**WHAT THE TASK REQUIRES:**
Every line containing the word "محمد" needs to be found and copied.

**ITEMS:**
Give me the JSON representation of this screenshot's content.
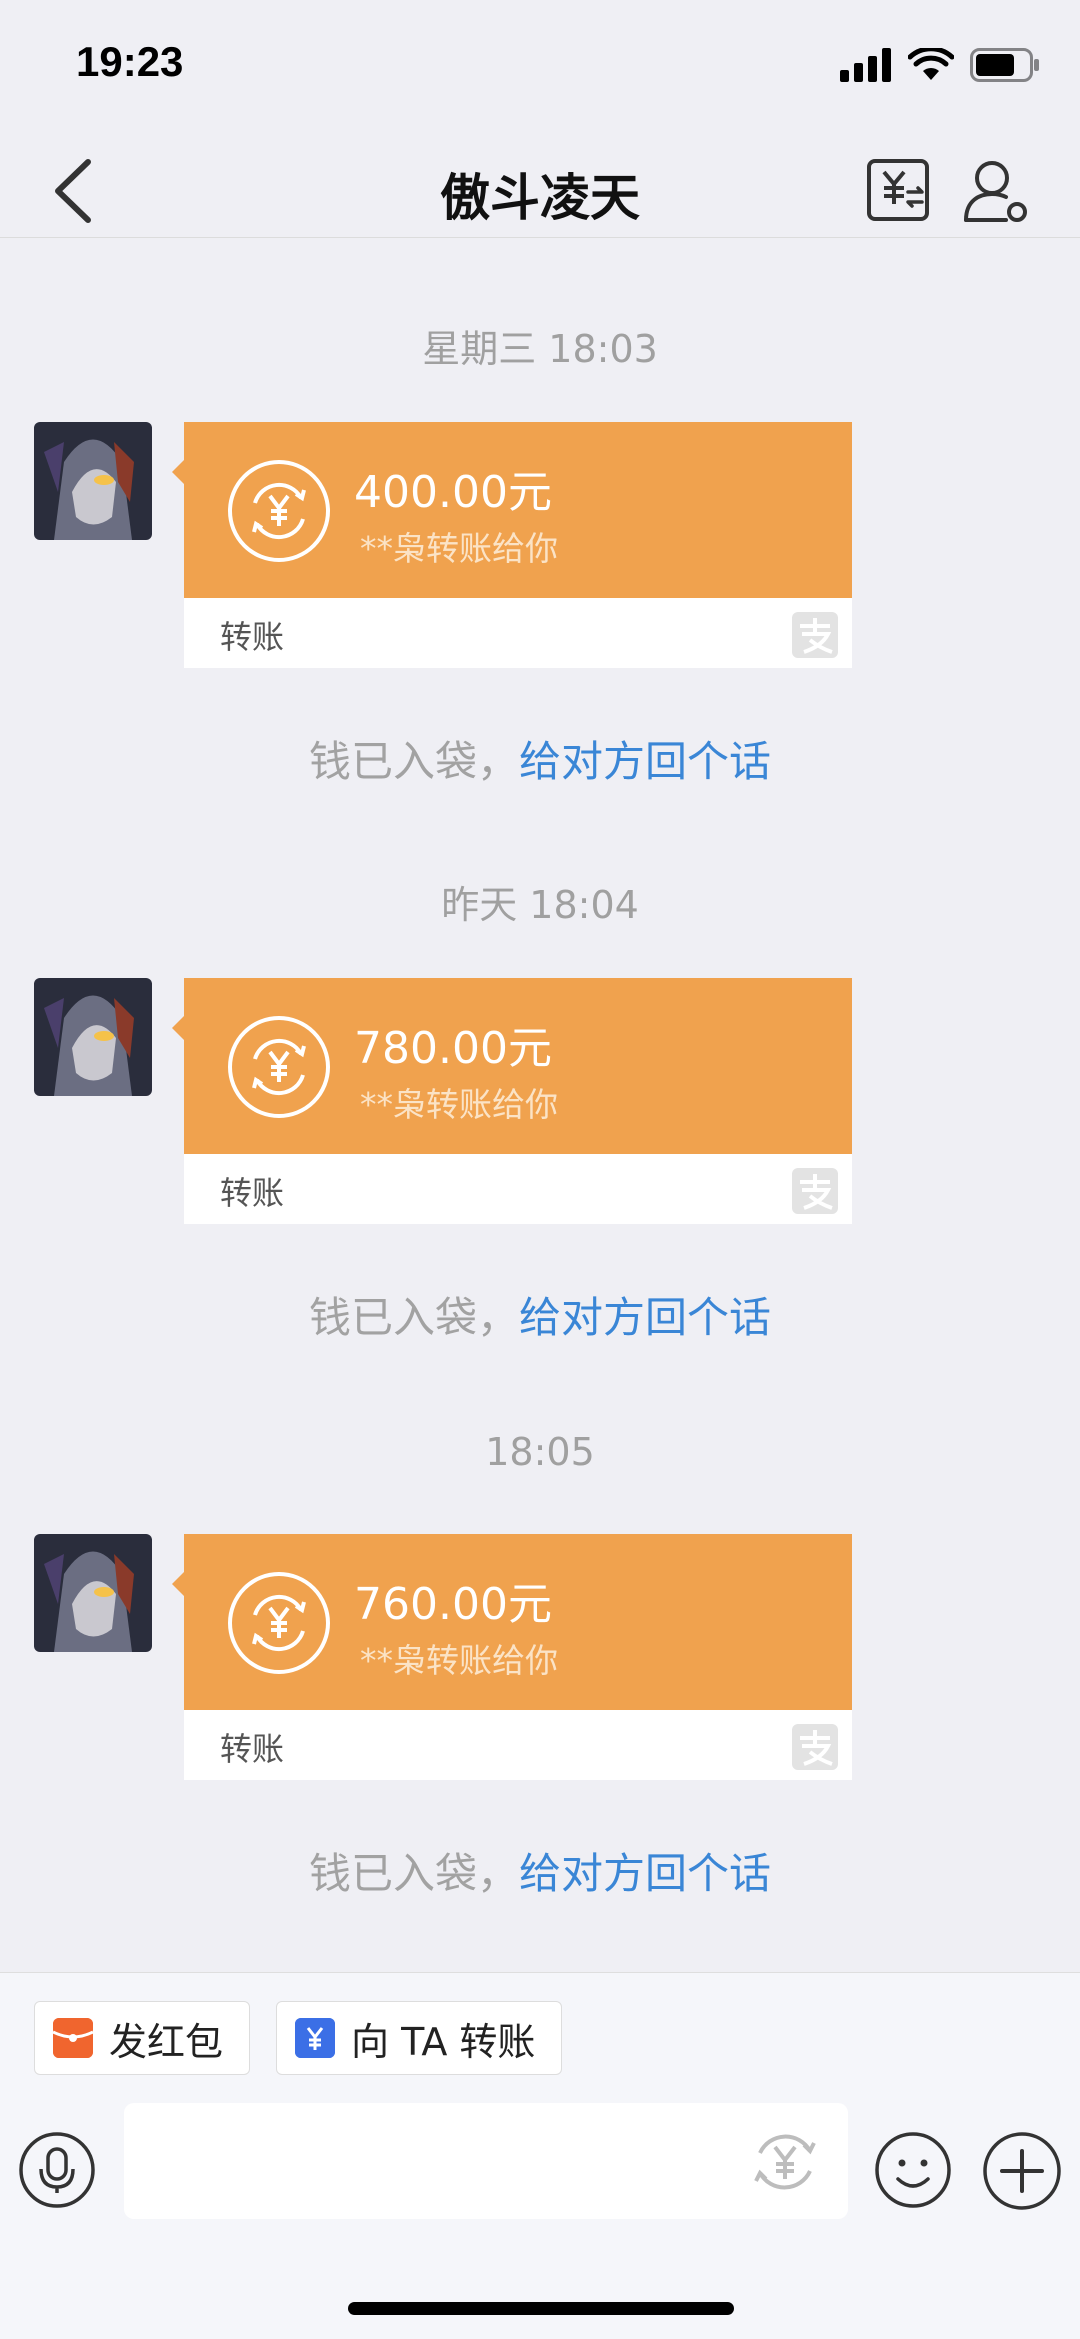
{
  "status_bar": {
    "time": "19:23"
  },
  "header": {
    "title": "傲斗凌天"
  },
  "messages": [
    {
      "timestamp": "星期三 18:03",
      "amount": "400.00元",
      "subtitle": "**枭转账给你",
      "label": "转账",
      "notice_prefix": "钱已入袋，",
      "notice_link": "给对方回个话"
    },
    {
      "timestamp": "昨天 18:04",
      "amount": "780.00元",
      "subtitle": "**枭转账给你",
      "label": "转账",
      "notice_prefix": "钱已入袋，",
      "notice_link": "给对方回个话"
    },
    {
      "timestamp": "18:05",
      "amount": "760.00元",
      "subtitle": "**枭转账给你",
      "label": "转账",
      "notice_prefix": "钱已入袋，",
      "notice_link": "给对方回个话"
    }
  ],
  "quick_actions": {
    "red_packet": "发红包",
    "transfer": "向 TA 转账"
  },
  "input": {
    "placeholder": ""
  },
  "colors": {
    "card": "#f0a24e",
    "link": "#3a86d6",
    "red_packet": "#f0652e",
    "transfer": "#3b6fe6"
  }
}
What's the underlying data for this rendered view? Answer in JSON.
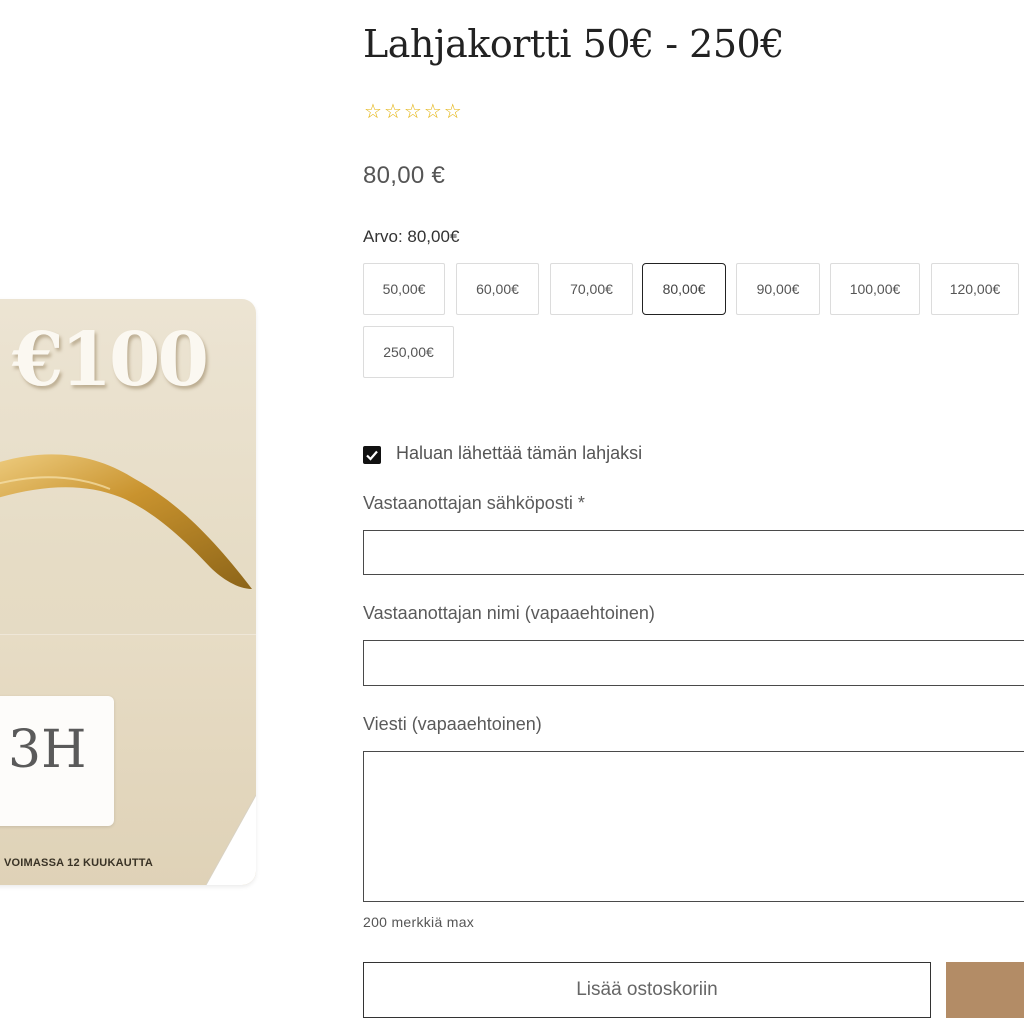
{
  "card": {
    "amount": "€100",
    "code": "3H",
    "validity": "VOIMASSA 12 KUUKAUTTA"
  },
  "product": {
    "title": "Lahjakortti 50€ - 250€",
    "rating": {
      "value": 0,
      "max": 5,
      "star_color": "#e3b20b"
    },
    "price": "80,00 €",
    "value_label": "Arvo: 80,00€",
    "options": [
      "50,00€",
      "60,00€",
      "70,00€",
      "80,00€",
      "90,00€",
      "100,00€",
      "120,00€",
      "250,00€"
    ],
    "selected_option": "80,00€"
  },
  "gift_form": {
    "send_as_gift_label": "Haluan lähettää tämän lahjaksi",
    "send_as_gift_checked": true,
    "recipient_email_label": "Vastaanottajan sähköposti *",
    "recipient_email_value": "",
    "recipient_name_label": "Vastaanottajan nimi (vapaaehtoinen)",
    "recipient_name_value": "",
    "message_label": "Viesti (vapaaehtoinen)",
    "message_value": "",
    "message_hint": "200 merkkiä max"
  },
  "actions": {
    "add_to_cart_label": "Lisää ostoskoriin",
    "buy_button_color": "#b38c66"
  }
}
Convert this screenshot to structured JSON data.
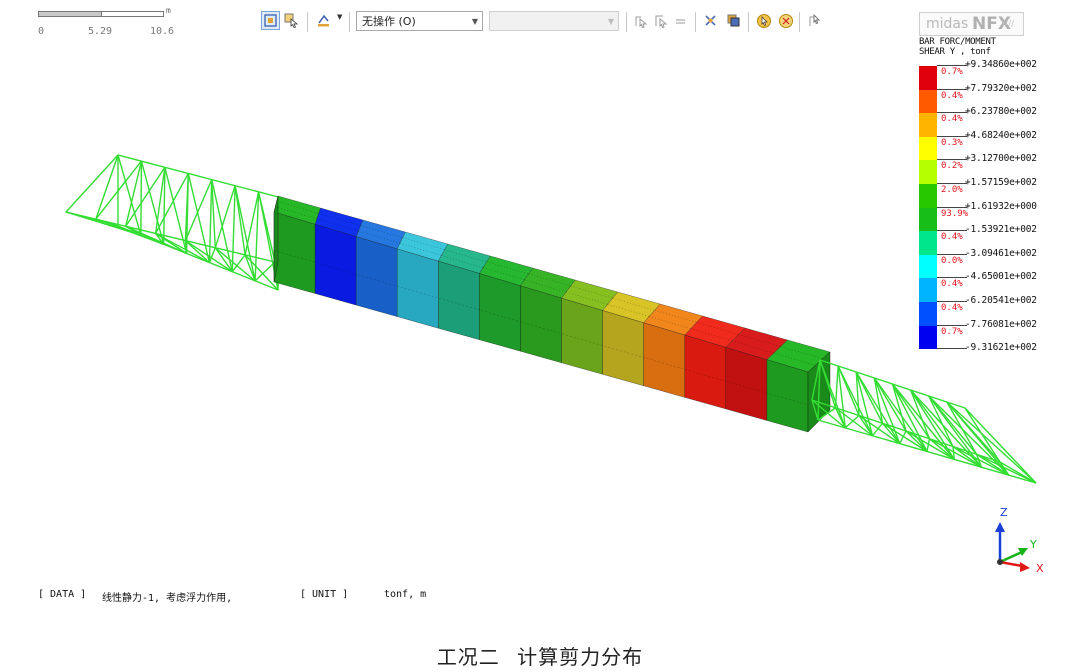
{
  "scale_bar": {
    "ticks": [
      "0",
      "5.29",
      "10.6"
    ],
    "unit": "m"
  },
  "toolbar": {
    "operation_select": {
      "value": "无操作 (O)"
    },
    "secondary_select": {
      "value": ""
    }
  },
  "logo": {
    "brand": "midas",
    "product": "NFX"
  },
  "legend": {
    "title_line1": "BAR FORC/MOMENT",
    "title_line2": "SHEAR Y , tonf",
    "values": [
      "+9.34860e+002",
      "+7.79320e+002",
      "+6.23780e+002",
      "+4.68240e+002",
      "+3.12700e+002",
      "+1.57159e+002",
      "+1.61932e+000",
      "-1.53921e+002",
      "-3.09461e+002",
      "-4.65001e+002",
      "-6.20541e+002",
      "-7.76081e+002",
      "-9.31621e+002"
    ],
    "percents": [
      "0.7%",
      "0.4%",
      "0.4%",
      "0.3%",
      "0.2%",
      "2.0%",
      "93.9%",
      "0.4%",
      "0.0%",
      "0.4%",
      "0.4%",
      "0.7%"
    ],
    "colors": [
      "#e0000c",
      "#ff5a00",
      "#ffb400",
      "#ffff00",
      "#b4ff00",
      "#28c800",
      "#18be18",
      "#00e68c",
      "#00ffff",
      "#00b4ff",
      "#0050ff",
      "#0000f0"
    ]
  },
  "axes": {
    "z": "Z",
    "y": "Y",
    "x": "X"
  },
  "info": {
    "data_tag": "[ DATA ]",
    "data_value": "线性静力-1,  考虑浮力作用,",
    "unit_tag": "[ UNIT ]",
    "unit_value": "tonf,  m"
  },
  "caption": "工况二 计算剪力分布"
}
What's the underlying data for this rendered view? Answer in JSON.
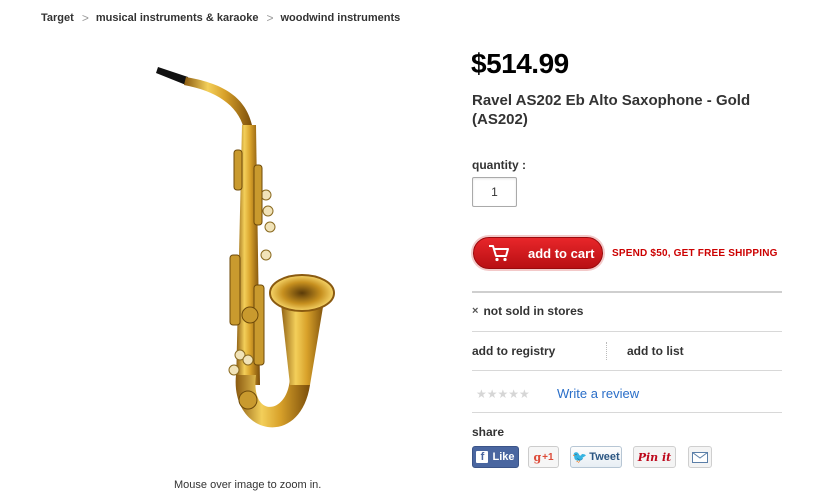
{
  "breadcrumb": {
    "items": [
      "Target",
      "musical instruments & karaoke",
      "woodwind instruments"
    ],
    "separator": ">"
  },
  "product": {
    "price": "$514.99",
    "title": "Ravel AS202 Eb Alto Saxophone - Gold (AS202)",
    "zoom_hint": "Mouse over image to zoom in.",
    "image_icon": "alto-saxophone-gold"
  },
  "purchase": {
    "quantity_label": "quantity :",
    "quantity_value": "1",
    "add_to_cart_label": "add to cart",
    "free_shipping": "SPEND $50, GET FREE SHIPPING"
  },
  "availability": {
    "x_mark": "×",
    "not_sold": "not sold in stores"
  },
  "actions": {
    "registry": "add to registry",
    "list": "add to list"
  },
  "reviews": {
    "stars": "★★★★★",
    "write_review": "Write a review",
    "rating": 0
  },
  "share": {
    "label": "share",
    "facebook_icon": "f",
    "facebook": "Like",
    "google": "+1",
    "google_icon": "g",
    "twitter": "Tweet",
    "twitter_icon": "🐦",
    "pinterest": "Pin it"
  },
  "colors": {
    "accent_red": "#cc0000",
    "link_blue": "#2a6ec8",
    "facebook_blue": "#4a66a0"
  }
}
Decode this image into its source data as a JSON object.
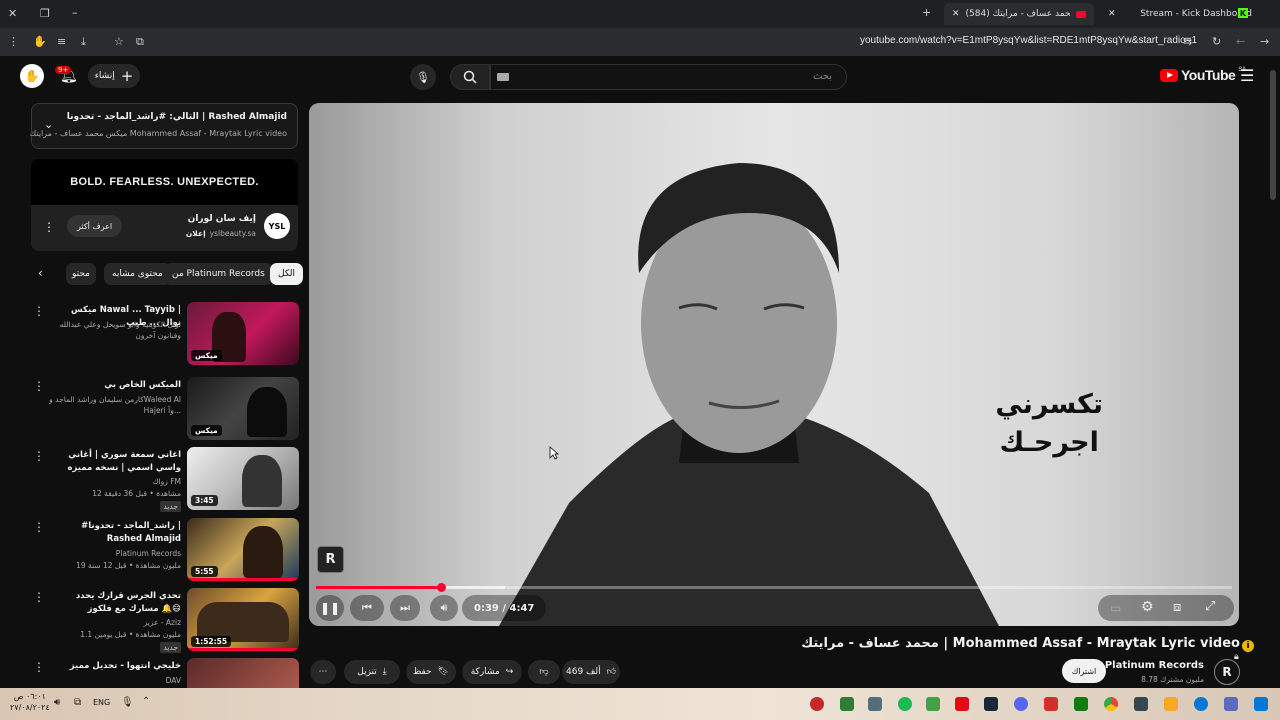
{
  "browser": {
    "tabs": [
      {
        "label": "Stream - Kick Dashboard"
      },
      {
        "label": "(584) محمد عساف - مرايتك"
      }
    ],
    "url": "youtube.com/watch?v=E1mtP8ysqYw&list=RDE1mtP8ysqYw&start_radio=1"
  },
  "header": {
    "logo_text": "YouTube",
    "logo_region": "SA",
    "search_placeholder": "بحث",
    "create_label": "إنشاء",
    "notifications_badge": "9+"
  },
  "playlist": {
    "next_label": "التالي: #راشد_الماجد - تحدونا | Rashed Almajid",
    "subtitle": "ميكس محمد عساف - مرايتك Mohammed Assaf - Mraytak Lyric video"
  },
  "ad": {
    "banner": "BOLD. FEARLESS. UNEXPECTED.",
    "advertiser": "إيف سان لوران",
    "sponsored": "إعلان",
    "domain": "yslbeauty.sa",
    "cta": "اعرف أكثر"
  },
  "chips": [
    "الكل",
    "من Platinum Records",
    "محتوى مشابه",
    "محتو"
  ],
  "recommendations": [
    {
      "title": "ميكس Nawal ... Tayyib | نوال ... طيب",
      "meta1": "نوال الكويتية وابو سويحل وعلي عبدالله وفنانون آخرون",
      "meta2": "",
      "badge": "ميكس",
      "new": false
    },
    {
      "title": "الميكس الخاص بي",
      "meta1": "كارمن سليمان وراشد الماجد وWaleed Al Hajeri وآ...",
      "meta2": "",
      "badge": "ميكس",
      "new": false
    },
    {
      "title": "اغاني سمعة سوري | أغاني واسي اسمي | نسخه مميزه",
      "meta1": "زواك FM",
      "meta2": "12 مشاهدة • قبل 36 دقيقة",
      "badge": "3:45",
      "new": true
    },
    {
      "title": "#راشد_الماجد - تحدونا | Rashed Almajid",
      "meta1": "Platinum Records",
      "meta2": "19 مليون مشاهدة • قبل 12 سنة",
      "badge": "5:55",
      "new": false
    },
    {
      "title": "تحدي الجرس قرارك يحدد مسارك مع فلكوز 🔔😄",
      "meta1": "عزيز - Aziz",
      "meta2": "1.1 مليون مشاهدة • قبل يومين",
      "badge": "1:52:55",
      "new": true
    },
    {
      "title": "خليجي انتهوا - تحديل مميز",
      "meta1": "DAV",
      "meta2": "",
      "badge": "",
      "new": false
    }
  ],
  "new_label": "جديد",
  "player": {
    "lyrics_line1": "تكسرني",
    "lyrics_line2": "اجرحـك",
    "time": "0:39 / 4:47",
    "progress": 0.136
  },
  "video": {
    "title": "محمد عساف - مرايتك | Mohammed Assaf - Mraytak Lyric video",
    "channel": "Platinum Records",
    "subscribers": "8.78 مليون مشترك",
    "subscribe_label": "اشتراك",
    "likes": "469 ألف",
    "share_label": "مشاركة",
    "save_label": "حفظ",
    "download_label": "تنزيل"
  },
  "taskbar": {
    "lang": "ENG",
    "time": "٠٦:٠١ ص",
    "date": "٢٧/٠٨/٢٠٢٤"
  }
}
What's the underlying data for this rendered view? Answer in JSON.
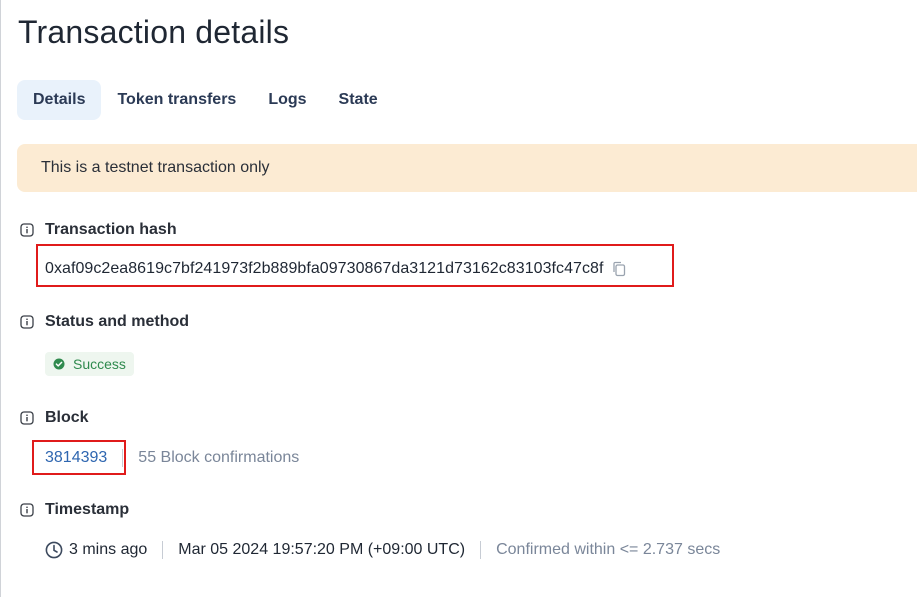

**ANSWER FOR THE TASK:**
        "label": "(584) محمد عساف - مرايتك"
    "subtitle": "ميكس محمد عساف - مرايتك Mohammed Assaf - Mraytak Lyric video"
    "title": "محمد عساف - مرايتك | Mohammed Assaf - Mraytak Lyric video",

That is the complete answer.